The task: Reproduce every record below exactly as written, leaving out any pictures.

┌──

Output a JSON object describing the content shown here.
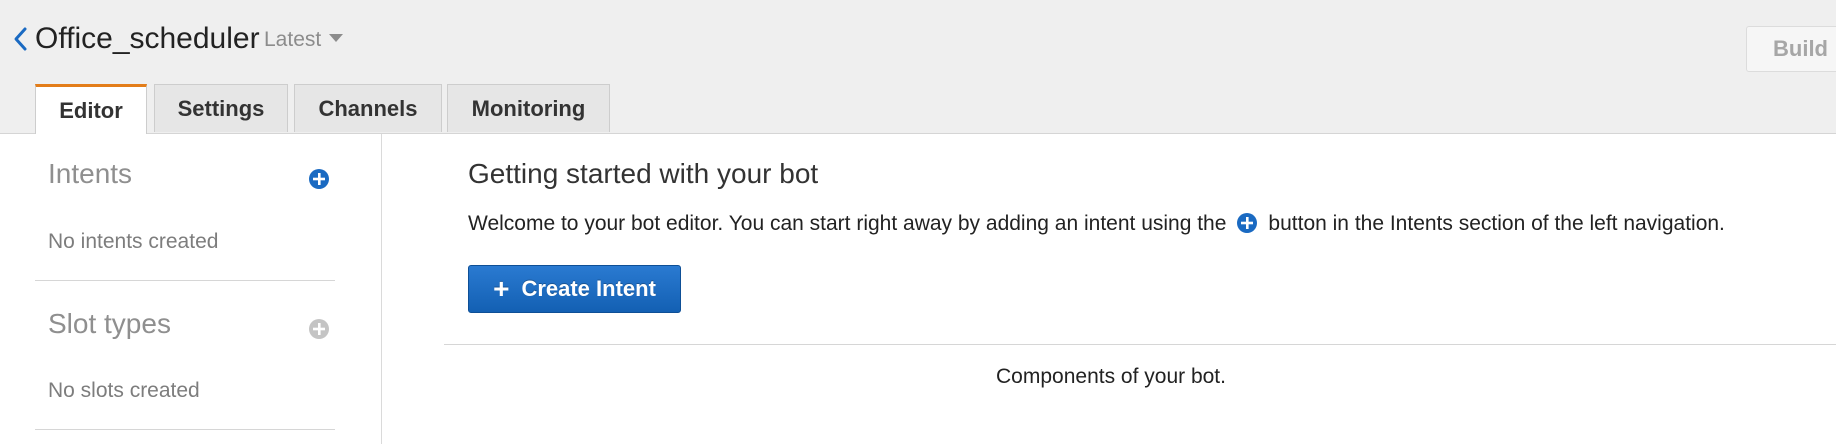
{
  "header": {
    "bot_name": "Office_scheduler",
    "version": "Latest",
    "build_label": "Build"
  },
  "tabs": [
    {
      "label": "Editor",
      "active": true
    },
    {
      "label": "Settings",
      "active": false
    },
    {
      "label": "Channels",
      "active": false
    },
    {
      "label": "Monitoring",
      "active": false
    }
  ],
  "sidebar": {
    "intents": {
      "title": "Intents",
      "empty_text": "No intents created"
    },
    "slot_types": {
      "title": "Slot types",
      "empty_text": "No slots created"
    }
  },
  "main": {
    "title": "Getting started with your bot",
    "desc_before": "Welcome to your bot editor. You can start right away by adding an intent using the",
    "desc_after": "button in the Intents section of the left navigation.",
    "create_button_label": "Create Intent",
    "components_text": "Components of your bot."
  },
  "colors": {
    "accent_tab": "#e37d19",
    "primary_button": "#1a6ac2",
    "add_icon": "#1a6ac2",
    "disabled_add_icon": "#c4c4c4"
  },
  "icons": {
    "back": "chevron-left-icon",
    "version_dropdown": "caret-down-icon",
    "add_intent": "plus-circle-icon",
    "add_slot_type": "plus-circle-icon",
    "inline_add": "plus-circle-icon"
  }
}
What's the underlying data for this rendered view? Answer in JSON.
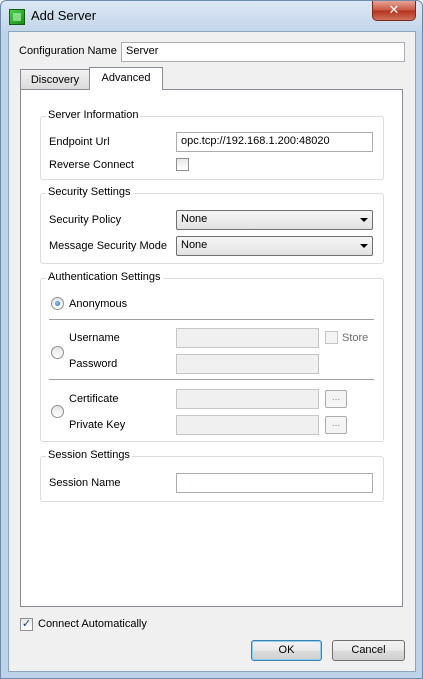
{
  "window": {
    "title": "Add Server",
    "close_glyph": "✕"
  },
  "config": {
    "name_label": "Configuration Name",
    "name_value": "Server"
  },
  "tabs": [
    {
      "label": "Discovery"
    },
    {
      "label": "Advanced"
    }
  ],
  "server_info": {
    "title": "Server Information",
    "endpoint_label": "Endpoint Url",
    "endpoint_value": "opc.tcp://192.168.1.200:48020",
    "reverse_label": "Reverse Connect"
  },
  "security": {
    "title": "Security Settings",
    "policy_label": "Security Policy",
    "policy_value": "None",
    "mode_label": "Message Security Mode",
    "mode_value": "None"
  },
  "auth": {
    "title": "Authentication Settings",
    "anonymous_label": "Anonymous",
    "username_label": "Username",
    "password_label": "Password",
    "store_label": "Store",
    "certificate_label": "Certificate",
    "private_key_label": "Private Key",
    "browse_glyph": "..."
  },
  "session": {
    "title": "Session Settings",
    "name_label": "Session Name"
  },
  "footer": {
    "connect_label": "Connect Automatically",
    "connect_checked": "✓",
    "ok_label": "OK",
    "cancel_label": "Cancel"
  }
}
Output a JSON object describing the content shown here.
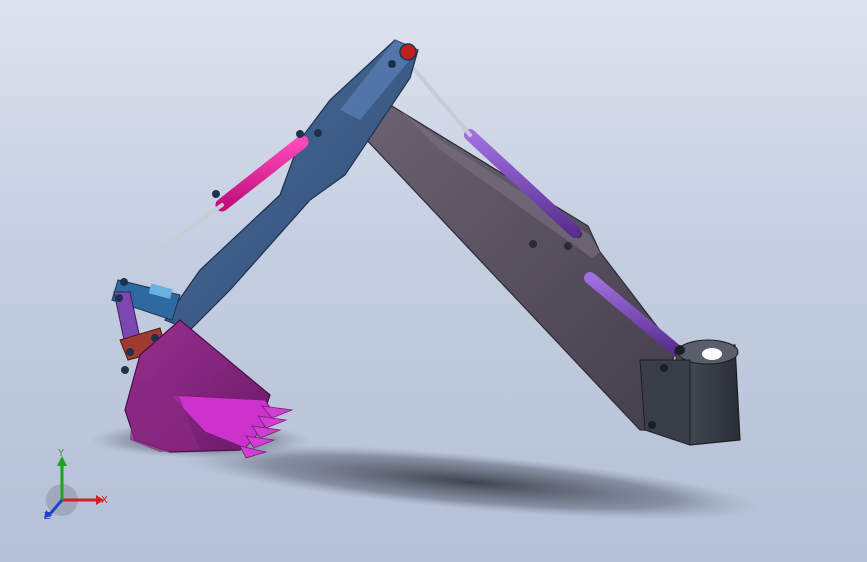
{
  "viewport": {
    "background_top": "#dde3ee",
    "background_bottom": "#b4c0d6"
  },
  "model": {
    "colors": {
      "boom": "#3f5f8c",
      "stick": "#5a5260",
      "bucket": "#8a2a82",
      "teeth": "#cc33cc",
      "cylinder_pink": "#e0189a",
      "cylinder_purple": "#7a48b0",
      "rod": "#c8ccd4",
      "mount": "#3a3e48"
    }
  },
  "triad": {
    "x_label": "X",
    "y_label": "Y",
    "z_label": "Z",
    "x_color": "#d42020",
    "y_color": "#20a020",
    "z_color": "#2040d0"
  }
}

└──

Response to the exercise:
Output a JSON object describing the content shown here.
{
  "header": {
    "bot_name": "Office_scheduler",
    "version": "Latest",
    "build_label": "Build"
  },
  "tabs": [
    {
      "label": "Editor",
      "active": true
    },
    {
      "label": "Settings",
      "active": false
    },
    {
      "label": "Channels",
      "active": false
    },
    {
      "label": "Monitoring",
      "active": false
    }
  ],
  "sidebar": {
    "intents": {
      "title": "Intents",
      "empty_text": "No intents created"
    },
    "slot_types": {
      "title": "Slot types",
      "empty_text": "No slots created"
    }
  },
  "main": {
    "title": "Getting started with your bot",
    "desc_before": "Welcome to your bot editor. You can start right away by adding an intent using the",
    "desc_after": "button in the Intents section of the left navigation.",
    "create_button_label": "Create Intent",
    "components_text": "Components of your bot."
  },
  "colors": {
    "accent_tab": "#e37d19",
    "primary_button": "#1a6ac2",
    "add_icon": "#1a6ac2",
    "disabled_add_icon": "#c4c4c4"
  },
  "icons": {
    "back": "chevron-left-icon",
    "version_dropdown": "caret-down-icon",
    "add_intent": "plus-circle-icon",
    "add_slot_type": "plus-circle-icon",
    "inline_add": "plus-circle-icon"
  }
}
What's the underlying data for this rendered view? Answer in JSON.
{
  "window": {
    "title": "Add Server",
    "close_glyph": "✕"
  },
  "config": {
    "name_label": "Configuration Name",
    "name_value": "Server"
  },
  "tabs": [
    {
      "label": "Discovery"
    },
    {
      "label": "Advanced"
    }
  ],
  "server_info": {
    "title": "Server Information",
    "endpoint_label": "Endpoint Url",
    "endpoint_value": "opc.tcp://192.168.1.200:48020",
    "reverse_label": "Reverse Connect"
  },
  "security": {
    "title": "Security Settings",
    "policy_label": "Security Policy",
    "policy_value": "None",
    "mode_label": "Message Security Mode",
    "mode_value": "None"
  },
  "auth": {
    "title": "Authentication Settings",
    "anonymous_label": "Anonymous",
    "username_label": "Username",
    "password_label": "Password",
    "store_label": "Store",
    "certificate_label": "Certificate",
    "private_key_label": "Private Key",
    "browse_glyph": "..."
  },
  "session": {
    "title": "Session Settings",
    "name_label": "Session Name"
  },
  "footer": {
    "connect_label": "Connect Automatically",
    "connect_checked": "✓",
    "ok_label": "OK",
    "cancel_label": "Cancel"
  }
}
Output a JSON object describing the content shown here.
{
  "viewport": {
    "background_top": "#dde3ee",
    "background_bottom": "#b4c0d6"
  },
  "model": {
    "colors": {
      "boom": "#3f5f8c",
      "stick": "#5a5260",
      "bucket": "#8a2a82",
      "teeth": "#cc33cc",
      "cylinder_pink": "#e0189a",
      "cylinder_purple": "#7a48b0",
      "rod": "#c8ccd4",
      "mount": "#3a3e48"
    }
  },
  "triad": {
    "x_label": "X",
    "y_label": "Y",
    "z_label": "Z",
    "x_color": "#d42020",
    "y_color": "#20a020",
    "z_color": "#2040d0"
  }
}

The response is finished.